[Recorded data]
☆ ☆ ☆ ☆ ☆ ☆ ☆

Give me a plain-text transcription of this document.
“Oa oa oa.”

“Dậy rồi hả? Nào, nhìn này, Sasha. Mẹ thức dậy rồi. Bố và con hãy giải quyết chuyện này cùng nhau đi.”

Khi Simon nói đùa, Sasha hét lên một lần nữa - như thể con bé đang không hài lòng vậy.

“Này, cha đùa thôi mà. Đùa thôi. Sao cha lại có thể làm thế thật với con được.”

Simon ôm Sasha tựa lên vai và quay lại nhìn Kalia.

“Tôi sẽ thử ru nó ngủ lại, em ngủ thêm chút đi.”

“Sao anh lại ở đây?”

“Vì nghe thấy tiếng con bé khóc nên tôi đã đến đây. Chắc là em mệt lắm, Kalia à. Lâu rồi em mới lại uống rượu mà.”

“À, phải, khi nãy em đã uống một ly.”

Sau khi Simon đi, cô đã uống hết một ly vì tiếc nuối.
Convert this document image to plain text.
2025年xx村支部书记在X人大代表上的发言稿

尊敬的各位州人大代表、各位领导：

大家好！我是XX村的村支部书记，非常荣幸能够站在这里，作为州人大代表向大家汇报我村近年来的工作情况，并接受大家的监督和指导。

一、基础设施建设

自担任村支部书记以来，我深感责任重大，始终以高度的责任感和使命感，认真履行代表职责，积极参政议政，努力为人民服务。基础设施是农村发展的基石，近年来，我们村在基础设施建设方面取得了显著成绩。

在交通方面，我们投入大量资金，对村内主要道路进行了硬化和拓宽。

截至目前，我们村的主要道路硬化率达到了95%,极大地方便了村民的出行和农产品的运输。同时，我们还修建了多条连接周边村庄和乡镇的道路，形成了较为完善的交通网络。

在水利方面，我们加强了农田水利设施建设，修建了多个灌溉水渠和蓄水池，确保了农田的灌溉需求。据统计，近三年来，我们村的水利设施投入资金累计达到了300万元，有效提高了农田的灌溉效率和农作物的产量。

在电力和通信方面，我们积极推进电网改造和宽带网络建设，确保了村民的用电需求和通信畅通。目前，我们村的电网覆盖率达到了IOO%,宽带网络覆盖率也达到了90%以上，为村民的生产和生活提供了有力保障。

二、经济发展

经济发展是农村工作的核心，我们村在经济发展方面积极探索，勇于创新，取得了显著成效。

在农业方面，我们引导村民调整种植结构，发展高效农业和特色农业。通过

☆ ☆ ☆ ☆ ☆ ☆ ☆

_CHALLENGE_
Give only the number of lines in the preceding material that contain the string "Simon".

_RESULT OF THE EXERCISE_
3